→ WORK REQUIRED: Each line containing the word "사용재산에" must be collected.

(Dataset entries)
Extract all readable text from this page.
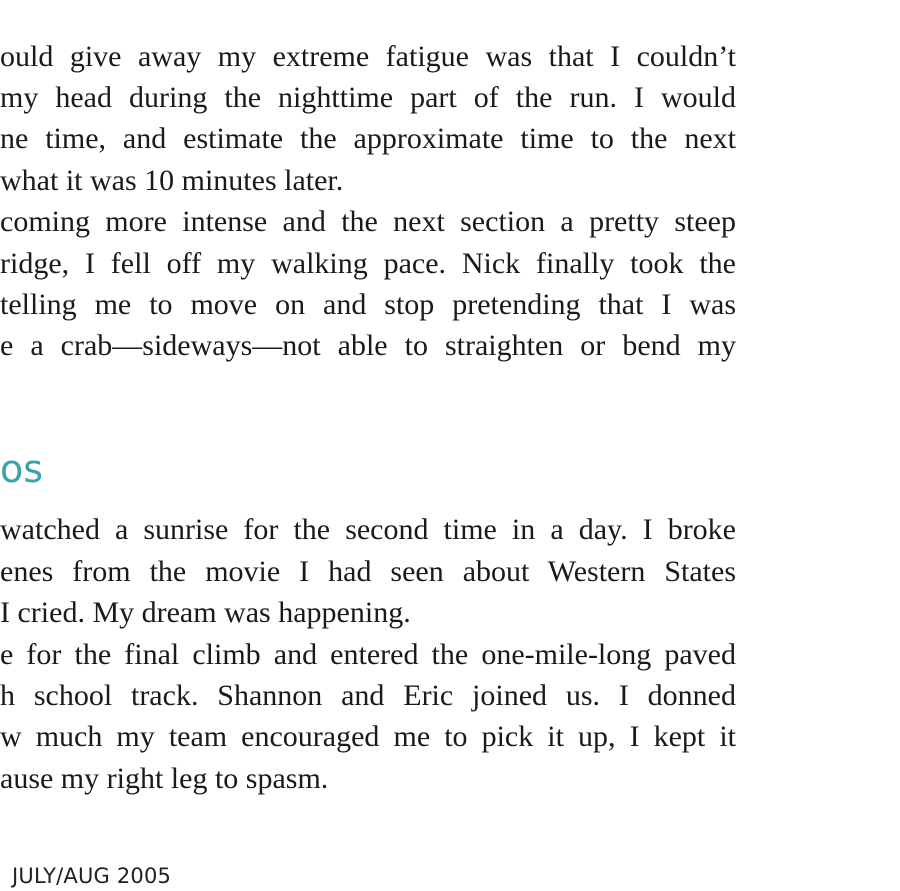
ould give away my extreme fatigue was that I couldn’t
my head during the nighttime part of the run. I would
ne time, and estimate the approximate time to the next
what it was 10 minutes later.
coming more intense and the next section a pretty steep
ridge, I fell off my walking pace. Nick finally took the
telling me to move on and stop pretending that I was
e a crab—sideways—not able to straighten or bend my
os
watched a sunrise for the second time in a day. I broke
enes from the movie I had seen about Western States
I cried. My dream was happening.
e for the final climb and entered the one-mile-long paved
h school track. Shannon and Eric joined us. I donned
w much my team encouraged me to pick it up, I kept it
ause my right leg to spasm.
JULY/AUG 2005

==

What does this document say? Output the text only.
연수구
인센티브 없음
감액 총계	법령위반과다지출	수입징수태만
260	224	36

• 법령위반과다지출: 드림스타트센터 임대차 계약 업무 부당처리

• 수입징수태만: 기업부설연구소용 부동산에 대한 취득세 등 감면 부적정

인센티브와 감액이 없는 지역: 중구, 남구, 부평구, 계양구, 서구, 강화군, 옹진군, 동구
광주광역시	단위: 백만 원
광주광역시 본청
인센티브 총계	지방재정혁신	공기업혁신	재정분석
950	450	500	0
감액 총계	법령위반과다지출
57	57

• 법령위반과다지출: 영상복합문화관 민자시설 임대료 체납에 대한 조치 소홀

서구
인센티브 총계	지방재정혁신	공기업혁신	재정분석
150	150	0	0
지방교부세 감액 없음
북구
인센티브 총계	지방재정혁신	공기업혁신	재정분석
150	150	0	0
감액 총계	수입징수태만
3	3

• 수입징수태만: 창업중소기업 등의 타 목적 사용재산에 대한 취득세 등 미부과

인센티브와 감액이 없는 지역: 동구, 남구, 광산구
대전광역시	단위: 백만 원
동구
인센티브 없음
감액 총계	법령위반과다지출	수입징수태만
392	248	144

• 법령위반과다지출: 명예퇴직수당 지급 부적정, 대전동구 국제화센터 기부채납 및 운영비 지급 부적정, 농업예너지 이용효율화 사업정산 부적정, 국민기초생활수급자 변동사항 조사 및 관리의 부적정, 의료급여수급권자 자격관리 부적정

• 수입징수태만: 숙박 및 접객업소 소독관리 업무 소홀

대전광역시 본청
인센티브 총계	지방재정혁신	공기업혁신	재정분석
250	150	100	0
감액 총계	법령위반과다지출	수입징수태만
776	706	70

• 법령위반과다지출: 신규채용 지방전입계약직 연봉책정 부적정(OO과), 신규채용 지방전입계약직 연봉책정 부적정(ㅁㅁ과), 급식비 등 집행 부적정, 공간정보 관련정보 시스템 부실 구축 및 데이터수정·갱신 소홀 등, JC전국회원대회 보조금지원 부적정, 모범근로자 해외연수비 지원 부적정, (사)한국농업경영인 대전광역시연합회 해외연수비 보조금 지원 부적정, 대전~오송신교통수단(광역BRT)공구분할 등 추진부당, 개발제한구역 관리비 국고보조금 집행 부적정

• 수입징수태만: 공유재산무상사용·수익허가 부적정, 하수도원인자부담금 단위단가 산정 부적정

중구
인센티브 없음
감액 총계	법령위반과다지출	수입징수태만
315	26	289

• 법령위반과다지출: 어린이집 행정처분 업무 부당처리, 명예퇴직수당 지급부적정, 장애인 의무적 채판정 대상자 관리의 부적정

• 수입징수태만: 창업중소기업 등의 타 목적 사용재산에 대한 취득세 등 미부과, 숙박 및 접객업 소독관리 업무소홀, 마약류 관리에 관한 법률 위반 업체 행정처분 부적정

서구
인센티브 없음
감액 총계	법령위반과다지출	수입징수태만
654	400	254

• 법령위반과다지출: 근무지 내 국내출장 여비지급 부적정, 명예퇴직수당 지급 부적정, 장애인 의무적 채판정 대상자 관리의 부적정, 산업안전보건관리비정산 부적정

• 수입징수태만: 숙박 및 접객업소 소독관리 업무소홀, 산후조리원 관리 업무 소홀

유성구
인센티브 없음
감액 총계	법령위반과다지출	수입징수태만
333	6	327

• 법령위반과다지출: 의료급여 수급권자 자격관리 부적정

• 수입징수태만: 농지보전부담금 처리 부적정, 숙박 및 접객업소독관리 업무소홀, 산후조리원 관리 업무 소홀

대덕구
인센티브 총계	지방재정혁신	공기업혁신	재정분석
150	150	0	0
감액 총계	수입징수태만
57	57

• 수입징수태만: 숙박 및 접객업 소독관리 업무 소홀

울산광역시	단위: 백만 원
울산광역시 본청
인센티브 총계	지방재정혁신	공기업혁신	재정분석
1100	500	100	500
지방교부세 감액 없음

→ SOLVED EXERCISE:
• 수입징수태만: 창업중소기업 등의 타 목적 사용재산에 대한 취득세 등 미부과
• 수입징수태만: 창업중소기업 등의 타 목적 사용재산에 대한 취득세 등 미부과, 숙박 및 접객업 소독관리 업무소홀, 마약류 관리에 관한 법률 위반 업체 행정처분 부적정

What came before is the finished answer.